Items:
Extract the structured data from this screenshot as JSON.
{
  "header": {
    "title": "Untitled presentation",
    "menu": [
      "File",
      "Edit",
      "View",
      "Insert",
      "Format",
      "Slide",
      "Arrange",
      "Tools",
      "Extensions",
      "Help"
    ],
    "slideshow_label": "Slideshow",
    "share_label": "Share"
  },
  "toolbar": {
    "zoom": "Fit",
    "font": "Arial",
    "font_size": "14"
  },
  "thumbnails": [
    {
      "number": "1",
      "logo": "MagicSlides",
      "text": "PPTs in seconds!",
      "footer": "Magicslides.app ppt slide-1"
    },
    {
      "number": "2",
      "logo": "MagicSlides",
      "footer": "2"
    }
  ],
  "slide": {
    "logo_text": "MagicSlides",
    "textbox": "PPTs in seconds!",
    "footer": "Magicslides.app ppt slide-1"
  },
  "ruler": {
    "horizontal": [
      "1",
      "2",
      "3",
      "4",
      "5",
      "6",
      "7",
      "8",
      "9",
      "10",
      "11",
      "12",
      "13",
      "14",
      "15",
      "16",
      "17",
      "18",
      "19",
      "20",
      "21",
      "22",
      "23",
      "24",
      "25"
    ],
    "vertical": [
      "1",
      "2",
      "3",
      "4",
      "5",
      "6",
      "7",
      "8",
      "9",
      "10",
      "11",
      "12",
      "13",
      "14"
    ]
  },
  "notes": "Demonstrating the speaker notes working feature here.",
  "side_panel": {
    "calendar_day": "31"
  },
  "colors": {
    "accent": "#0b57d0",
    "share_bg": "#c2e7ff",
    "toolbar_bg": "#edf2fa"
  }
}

Given instruction: Going through the entries above, report how many lines include the string "seconds". The number alone is the answer.

Task solution: 2